> **SHORT PROBLEM**: Work through the following lines and count those that hold the word "タグの投稿水準の年推移". Reply with that number only.

══ RECORD EXTRACTS ══

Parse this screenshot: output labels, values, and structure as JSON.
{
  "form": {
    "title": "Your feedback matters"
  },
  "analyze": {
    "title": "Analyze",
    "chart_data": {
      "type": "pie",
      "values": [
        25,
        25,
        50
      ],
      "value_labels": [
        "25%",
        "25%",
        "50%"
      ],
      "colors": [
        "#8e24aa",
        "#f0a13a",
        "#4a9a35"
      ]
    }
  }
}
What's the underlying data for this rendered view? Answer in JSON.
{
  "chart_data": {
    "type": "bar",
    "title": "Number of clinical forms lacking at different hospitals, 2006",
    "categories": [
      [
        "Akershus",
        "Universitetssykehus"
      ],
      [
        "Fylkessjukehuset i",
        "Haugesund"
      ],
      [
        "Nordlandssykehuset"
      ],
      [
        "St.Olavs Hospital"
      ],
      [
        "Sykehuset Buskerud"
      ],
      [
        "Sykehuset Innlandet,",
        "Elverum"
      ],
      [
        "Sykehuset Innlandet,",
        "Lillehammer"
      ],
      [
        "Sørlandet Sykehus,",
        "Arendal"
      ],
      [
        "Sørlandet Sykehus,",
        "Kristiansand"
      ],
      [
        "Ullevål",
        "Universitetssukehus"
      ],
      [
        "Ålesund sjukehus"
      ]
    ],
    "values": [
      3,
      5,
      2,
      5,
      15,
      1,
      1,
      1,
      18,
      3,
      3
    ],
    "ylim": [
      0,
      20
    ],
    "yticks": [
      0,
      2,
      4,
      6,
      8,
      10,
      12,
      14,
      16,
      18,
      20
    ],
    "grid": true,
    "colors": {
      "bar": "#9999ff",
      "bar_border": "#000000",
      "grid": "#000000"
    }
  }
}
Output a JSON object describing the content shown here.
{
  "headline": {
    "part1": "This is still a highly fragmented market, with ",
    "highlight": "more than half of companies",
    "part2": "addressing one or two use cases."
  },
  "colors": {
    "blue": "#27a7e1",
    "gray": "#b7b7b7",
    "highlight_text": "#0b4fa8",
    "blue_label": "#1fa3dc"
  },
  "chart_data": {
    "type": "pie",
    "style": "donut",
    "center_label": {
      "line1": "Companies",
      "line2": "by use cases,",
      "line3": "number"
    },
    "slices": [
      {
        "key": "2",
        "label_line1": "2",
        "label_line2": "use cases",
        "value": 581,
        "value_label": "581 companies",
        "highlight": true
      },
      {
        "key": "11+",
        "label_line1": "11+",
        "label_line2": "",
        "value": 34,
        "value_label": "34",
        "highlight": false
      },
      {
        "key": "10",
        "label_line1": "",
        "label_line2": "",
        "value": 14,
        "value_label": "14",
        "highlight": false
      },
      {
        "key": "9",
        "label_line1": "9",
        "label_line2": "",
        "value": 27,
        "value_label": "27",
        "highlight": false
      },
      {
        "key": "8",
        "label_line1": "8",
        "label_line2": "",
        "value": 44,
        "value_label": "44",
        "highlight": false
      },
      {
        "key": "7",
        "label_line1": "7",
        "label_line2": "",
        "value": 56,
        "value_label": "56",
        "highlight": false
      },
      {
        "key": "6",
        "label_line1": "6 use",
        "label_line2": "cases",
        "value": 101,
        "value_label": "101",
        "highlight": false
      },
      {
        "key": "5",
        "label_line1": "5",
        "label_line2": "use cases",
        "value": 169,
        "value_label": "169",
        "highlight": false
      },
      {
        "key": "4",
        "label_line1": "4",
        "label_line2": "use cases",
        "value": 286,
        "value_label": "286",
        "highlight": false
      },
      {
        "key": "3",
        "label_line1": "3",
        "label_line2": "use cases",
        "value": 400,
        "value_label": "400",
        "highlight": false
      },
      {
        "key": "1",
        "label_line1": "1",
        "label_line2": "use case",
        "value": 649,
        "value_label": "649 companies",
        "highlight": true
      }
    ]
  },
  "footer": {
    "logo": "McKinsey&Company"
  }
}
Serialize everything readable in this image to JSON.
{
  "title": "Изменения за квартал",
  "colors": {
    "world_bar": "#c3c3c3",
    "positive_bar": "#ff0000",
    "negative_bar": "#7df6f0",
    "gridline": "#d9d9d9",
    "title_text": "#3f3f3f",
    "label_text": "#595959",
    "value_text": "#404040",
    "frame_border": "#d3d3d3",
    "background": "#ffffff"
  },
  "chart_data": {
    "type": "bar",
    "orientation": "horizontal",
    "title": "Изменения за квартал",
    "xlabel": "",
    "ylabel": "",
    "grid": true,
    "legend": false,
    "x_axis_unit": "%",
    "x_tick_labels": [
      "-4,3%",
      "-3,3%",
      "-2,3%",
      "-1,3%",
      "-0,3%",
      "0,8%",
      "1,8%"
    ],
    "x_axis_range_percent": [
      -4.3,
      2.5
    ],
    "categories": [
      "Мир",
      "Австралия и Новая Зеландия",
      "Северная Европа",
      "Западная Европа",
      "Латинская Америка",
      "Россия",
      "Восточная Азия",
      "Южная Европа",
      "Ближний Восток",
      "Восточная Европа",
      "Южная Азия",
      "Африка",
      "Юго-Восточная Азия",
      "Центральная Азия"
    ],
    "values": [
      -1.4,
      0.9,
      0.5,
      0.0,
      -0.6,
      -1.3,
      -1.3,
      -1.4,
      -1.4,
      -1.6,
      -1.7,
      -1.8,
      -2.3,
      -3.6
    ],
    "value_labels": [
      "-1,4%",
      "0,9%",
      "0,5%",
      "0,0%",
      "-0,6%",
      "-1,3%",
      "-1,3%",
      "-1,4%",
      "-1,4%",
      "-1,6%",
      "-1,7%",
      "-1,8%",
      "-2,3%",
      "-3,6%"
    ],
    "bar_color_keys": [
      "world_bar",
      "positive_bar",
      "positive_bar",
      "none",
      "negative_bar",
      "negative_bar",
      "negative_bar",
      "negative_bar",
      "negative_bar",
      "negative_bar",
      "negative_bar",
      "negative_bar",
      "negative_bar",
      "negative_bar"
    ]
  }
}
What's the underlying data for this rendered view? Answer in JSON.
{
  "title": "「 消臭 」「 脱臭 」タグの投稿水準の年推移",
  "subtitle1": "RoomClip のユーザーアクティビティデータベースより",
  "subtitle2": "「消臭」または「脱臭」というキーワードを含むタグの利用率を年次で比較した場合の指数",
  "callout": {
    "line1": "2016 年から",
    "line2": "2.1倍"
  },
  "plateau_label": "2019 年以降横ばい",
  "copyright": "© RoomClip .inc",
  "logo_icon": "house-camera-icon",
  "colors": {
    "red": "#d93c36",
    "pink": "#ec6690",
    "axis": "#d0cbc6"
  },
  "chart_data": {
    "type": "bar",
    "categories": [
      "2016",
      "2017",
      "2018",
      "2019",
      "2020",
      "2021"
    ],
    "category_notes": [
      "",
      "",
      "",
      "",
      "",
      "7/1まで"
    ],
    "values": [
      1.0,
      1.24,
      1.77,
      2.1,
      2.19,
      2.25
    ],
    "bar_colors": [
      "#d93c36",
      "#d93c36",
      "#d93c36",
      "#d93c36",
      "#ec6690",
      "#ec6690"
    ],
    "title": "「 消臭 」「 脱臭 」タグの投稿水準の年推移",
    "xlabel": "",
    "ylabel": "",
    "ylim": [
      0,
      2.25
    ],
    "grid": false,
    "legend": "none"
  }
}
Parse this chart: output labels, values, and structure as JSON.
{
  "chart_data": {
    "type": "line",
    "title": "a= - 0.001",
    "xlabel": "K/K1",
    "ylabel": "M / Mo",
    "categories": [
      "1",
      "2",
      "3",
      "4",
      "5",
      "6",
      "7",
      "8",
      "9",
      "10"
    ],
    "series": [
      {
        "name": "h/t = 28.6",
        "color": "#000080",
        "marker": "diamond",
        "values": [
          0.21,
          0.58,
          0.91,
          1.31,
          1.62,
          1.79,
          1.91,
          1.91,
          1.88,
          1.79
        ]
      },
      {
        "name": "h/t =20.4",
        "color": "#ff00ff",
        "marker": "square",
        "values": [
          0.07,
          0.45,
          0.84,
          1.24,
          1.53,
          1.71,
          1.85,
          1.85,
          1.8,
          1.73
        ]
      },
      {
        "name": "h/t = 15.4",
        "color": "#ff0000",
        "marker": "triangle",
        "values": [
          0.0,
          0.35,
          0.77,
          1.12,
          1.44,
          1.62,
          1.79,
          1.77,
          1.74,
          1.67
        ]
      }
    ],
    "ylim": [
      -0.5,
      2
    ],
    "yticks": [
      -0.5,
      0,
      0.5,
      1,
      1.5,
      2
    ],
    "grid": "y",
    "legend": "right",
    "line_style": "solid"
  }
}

═══

> **SOLUTION FOR THIS EXERCISE**: 2